(Collected data entries)
☆ ☆ ☆ ☆ ☆
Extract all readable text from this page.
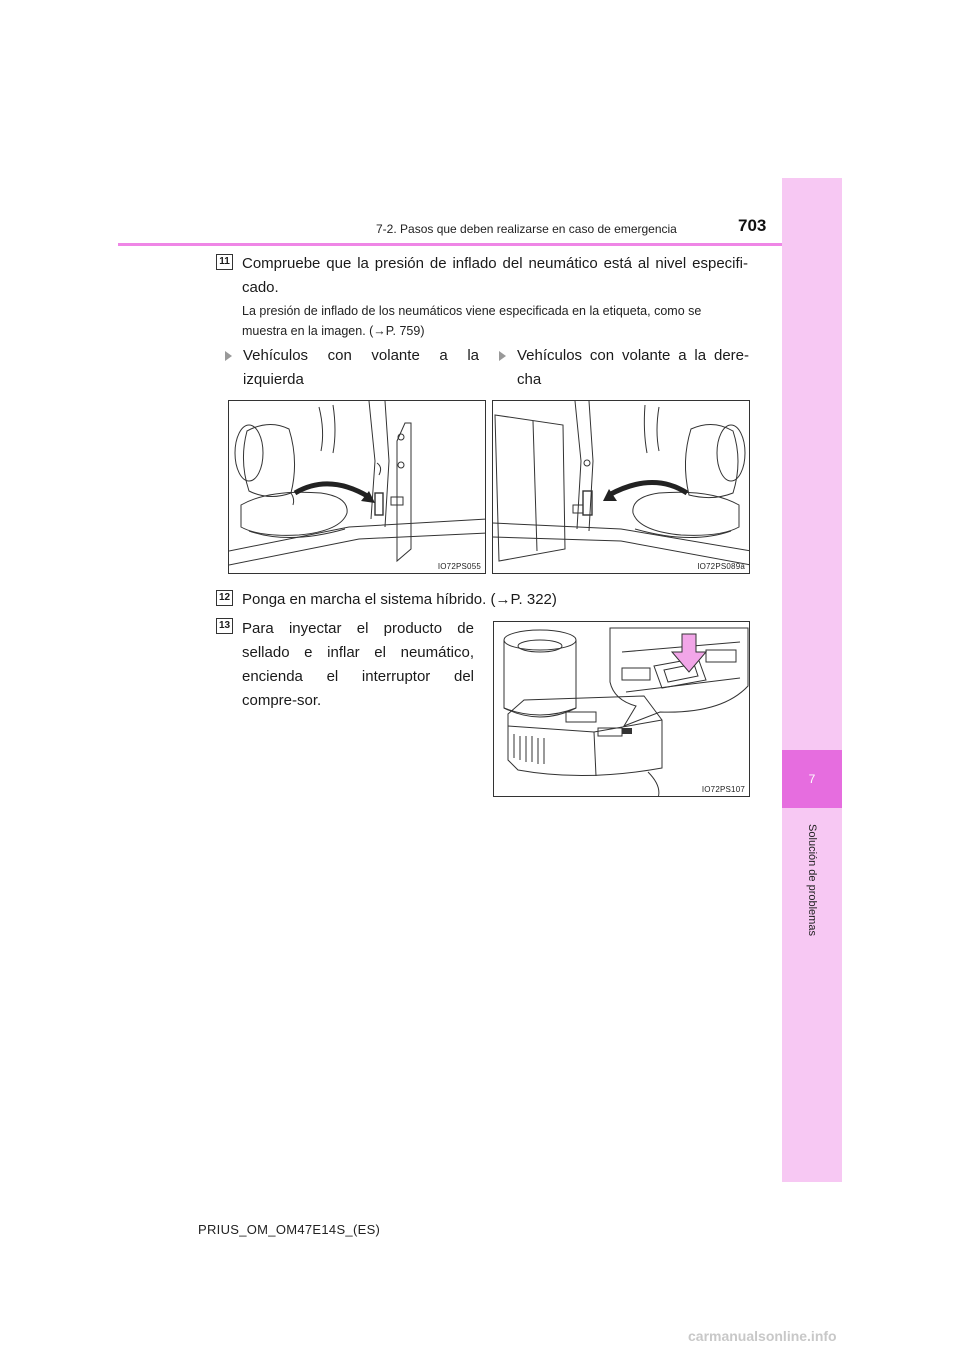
7
Solución de problemas
7-2. Pasos que deben realizarse en caso de emergencia	703
11 Compruebe que la presión de inflado del neumático está al nivel especifi-cado.
La presión de inflado de los neumáticos viene especificada en la etiqueta, como se muestra en la imagen. (→P. 759)
Vehículos con volante a la izquierda
Vehículos con volante a la dere-cha
IO72PS055	IO72PS089a
12 Ponga en marcha el sistema híbrido. (→P. 322)
13 Para inyectar el producto de sellado e inflar el neumático, encienda el interruptor del compre-sor.
IO72PS107
PRIUS_OM_OM47E14S_(ES)
carmanualsonline.info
☆ ☆ ☆ ☆ ☆
● **To do**:
Quote the records in full and exactly; skip any image.

● **Correct output**:
Extract all readable text from this page.
7
Solución de problemas
7-2. Pasos que deben realizarse en caso de emergencia	703
11 Compruebe que la presión de inflado del neumático está al nivel especifi-cado.
La presión de inflado de los neumáticos viene especificada en la etiqueta, como se muestra en la imagen. (→P. 759)
Vehículos con volante a la izquierda
Vehículos con volante a la dere-cha
IO72PS055	IO72PS089a
12 Ponga en marcha el sistema híbrido. (→P. 322)
13 Para inyectar el producto de sellado e inflar el neumático, encienda el interruptor del compre-sor.
IO72PS107
PRIUS_OM_OM47E14S_(ES)
carmanualsonline.info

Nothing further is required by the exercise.